Will you quote only the lines starting at the one that contains "Give me the" and ending with the last line of the listing below, inclusive?

======== Excerpted data ========

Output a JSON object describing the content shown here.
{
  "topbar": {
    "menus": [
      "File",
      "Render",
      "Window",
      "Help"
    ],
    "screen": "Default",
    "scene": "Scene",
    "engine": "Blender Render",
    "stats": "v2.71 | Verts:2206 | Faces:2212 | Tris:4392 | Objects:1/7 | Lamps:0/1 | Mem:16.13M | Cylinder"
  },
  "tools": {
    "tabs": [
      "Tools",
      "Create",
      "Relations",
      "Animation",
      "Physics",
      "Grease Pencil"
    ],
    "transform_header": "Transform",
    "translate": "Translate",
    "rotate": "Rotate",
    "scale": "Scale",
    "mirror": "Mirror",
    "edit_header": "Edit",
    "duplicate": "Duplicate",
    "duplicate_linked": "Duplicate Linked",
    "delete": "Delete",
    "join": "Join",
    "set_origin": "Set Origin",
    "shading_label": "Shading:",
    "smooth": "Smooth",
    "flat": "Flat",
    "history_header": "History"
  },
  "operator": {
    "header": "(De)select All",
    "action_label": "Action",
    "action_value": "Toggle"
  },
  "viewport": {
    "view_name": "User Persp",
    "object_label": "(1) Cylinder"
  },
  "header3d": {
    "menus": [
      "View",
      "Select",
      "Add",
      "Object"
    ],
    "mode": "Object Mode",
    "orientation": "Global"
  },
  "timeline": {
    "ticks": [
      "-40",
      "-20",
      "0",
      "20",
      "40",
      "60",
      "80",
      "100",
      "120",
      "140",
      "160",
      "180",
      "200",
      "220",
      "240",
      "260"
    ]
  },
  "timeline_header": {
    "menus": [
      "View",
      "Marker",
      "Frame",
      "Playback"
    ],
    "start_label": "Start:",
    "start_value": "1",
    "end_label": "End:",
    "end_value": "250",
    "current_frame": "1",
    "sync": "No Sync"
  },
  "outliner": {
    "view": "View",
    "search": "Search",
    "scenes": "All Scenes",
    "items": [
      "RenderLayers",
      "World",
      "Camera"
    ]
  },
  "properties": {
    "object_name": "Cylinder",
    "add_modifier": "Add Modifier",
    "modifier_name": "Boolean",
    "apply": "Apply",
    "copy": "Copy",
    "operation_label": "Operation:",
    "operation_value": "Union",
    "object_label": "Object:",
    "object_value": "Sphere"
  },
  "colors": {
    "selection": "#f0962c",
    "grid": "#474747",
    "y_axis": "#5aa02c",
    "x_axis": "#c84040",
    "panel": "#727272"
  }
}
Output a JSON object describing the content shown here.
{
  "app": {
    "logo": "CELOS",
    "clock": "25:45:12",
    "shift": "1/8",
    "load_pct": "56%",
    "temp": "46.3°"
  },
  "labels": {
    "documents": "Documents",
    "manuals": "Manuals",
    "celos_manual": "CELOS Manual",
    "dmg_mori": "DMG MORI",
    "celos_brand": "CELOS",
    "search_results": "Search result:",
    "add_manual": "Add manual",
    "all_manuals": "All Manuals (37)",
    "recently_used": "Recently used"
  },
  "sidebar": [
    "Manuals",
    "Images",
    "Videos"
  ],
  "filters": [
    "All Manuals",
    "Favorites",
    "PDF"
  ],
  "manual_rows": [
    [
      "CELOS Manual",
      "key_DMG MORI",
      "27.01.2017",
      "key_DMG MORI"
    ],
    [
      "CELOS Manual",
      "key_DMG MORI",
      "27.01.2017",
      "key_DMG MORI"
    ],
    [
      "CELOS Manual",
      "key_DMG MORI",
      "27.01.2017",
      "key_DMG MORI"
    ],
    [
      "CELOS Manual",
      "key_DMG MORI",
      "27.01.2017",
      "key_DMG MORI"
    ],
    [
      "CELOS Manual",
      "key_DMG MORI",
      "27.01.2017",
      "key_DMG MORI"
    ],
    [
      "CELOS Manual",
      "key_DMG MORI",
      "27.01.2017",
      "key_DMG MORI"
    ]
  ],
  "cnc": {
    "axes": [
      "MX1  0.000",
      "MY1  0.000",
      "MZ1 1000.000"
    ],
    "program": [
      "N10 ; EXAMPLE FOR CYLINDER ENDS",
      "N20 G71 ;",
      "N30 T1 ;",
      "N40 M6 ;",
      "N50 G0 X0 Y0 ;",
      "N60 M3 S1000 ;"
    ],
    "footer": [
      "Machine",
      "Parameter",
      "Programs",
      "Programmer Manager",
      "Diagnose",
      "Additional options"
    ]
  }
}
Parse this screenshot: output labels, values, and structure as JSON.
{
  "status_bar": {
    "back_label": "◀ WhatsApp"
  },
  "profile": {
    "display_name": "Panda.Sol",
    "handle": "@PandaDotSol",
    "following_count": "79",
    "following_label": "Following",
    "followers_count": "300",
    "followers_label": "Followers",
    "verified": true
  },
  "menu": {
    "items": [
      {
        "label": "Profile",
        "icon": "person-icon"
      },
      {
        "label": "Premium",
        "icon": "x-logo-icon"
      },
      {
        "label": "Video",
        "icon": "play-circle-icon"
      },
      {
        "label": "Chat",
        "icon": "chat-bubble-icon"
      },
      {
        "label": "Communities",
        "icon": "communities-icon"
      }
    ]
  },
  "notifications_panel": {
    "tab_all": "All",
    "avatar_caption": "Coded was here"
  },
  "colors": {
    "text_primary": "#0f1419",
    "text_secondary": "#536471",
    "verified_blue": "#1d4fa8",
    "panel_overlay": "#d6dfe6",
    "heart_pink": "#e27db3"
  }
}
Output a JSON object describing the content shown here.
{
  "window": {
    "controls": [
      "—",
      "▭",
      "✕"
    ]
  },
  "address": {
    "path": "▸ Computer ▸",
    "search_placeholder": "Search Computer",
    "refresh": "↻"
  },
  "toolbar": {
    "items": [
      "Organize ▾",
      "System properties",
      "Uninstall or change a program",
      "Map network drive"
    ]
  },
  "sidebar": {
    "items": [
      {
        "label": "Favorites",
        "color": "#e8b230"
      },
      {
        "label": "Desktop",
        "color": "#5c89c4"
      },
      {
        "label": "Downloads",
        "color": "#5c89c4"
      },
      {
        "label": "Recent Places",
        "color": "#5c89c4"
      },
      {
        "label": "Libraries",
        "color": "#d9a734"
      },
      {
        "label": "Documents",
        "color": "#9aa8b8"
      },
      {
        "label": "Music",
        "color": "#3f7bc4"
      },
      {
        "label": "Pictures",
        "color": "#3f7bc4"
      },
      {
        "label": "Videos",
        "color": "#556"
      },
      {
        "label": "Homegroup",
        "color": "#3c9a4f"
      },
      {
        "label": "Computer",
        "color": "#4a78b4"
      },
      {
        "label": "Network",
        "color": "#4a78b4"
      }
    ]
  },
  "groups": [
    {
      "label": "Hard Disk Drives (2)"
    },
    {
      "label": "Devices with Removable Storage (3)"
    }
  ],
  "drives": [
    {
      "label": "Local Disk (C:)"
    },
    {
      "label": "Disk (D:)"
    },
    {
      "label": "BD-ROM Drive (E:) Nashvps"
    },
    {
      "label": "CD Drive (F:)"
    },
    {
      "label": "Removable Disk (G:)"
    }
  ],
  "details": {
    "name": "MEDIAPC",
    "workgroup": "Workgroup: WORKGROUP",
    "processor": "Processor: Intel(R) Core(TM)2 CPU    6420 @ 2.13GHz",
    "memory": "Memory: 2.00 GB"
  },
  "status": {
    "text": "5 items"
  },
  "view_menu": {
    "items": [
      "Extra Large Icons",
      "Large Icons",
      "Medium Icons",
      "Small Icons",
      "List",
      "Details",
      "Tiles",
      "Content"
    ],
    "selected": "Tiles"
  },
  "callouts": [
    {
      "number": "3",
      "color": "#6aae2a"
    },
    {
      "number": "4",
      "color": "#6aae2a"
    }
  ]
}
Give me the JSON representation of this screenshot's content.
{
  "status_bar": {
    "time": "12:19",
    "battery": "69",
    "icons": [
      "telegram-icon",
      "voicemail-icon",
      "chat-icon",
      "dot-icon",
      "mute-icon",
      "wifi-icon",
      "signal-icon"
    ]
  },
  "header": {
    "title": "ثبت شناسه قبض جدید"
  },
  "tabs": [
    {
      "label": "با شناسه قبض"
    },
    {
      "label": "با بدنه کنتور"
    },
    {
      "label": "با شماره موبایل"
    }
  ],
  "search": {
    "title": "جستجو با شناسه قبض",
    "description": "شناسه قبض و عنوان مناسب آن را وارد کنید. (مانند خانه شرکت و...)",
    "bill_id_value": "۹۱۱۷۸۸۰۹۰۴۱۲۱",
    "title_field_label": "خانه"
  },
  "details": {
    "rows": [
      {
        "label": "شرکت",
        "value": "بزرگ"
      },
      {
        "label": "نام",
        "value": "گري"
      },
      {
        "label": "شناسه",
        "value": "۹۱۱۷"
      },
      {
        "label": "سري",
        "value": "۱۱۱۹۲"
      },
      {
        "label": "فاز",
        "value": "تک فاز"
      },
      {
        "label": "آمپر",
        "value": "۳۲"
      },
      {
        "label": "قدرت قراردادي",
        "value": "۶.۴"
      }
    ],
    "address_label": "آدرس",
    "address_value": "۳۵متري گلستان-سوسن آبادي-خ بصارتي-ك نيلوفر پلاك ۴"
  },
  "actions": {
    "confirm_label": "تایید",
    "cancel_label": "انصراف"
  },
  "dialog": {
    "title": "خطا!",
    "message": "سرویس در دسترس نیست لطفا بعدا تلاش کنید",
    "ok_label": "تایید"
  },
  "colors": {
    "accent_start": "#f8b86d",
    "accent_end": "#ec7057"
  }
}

========

| Result of the exercise |
Give me the JSON representation of this screenshot's content.
{
  "status_bar": {
    "time": "12:19",
    "battery": "69",
    "icons": [
      "telegram-icon",
      "voicemail-icon",
      "chat-icon",
      "dot-icon",
      "mute-icon",
      "wifi-icon",
      "signal-icon"
    ]
  },
  "header": {
    "title": "ثبت شناسه قبض جدید"
  },
  "tabs": [
    {
      "label": "با شناسه قبض"
    },
    {
      "label": "با بدنه کنتور"
    },
    {
      "label": "با شماره موبایل"
    }
  ],
  "search": {
    "title": "جستجو با شناسه قبض",
    "description": "شناسه قبض و عنوان مناسب آن را وارد کنید. (مانند خانه شرکت و...)",
    "bill_id_value": "۹۱۱۷۸۸۰۹۰۴۱۲۱",
    "title_field_label": "خانه"
  },
  "details": {
    "rows": [
      {
        "label": "شرکت",
        "value": "بزرگ"
      },
      {
        "label": "نام",
        "value": "گري"
      },
      {
        "label": "شناسه",
        "value": "۹۱۱۷"
      },
      {
        "label": "سري",
        "value": "۱۱۱۹۲"
      },
      {
        "label": "فاز",
        "value": "تک فاز"
      },
      {
        "label": "آمپر",
        "value": "۳۲"
      },
      {
        "label": "قدرت قراردادي",
        "value": "۶.۴"
      }
    ],
    "address_label": "آدرس",
    "address_value": "۳۵متري گلستان-سوسن آبادي-خ بصارتي-ك نيلوفر پلاك ۴"
  },
  "actions": {
    "confirm_label": "تایید",
    "cancel_label": "انصراف"
  },
  "dialog": {
    "title": "خطا!",
    "message": "سرویس در دسترس نیست لطفا بعدا تلاش کنید",
    "ok_label": "تایید"
  },
  "colors": {
    "accent_start": "#f8b86d",
    "accent_end": "#ec7057"
  }
}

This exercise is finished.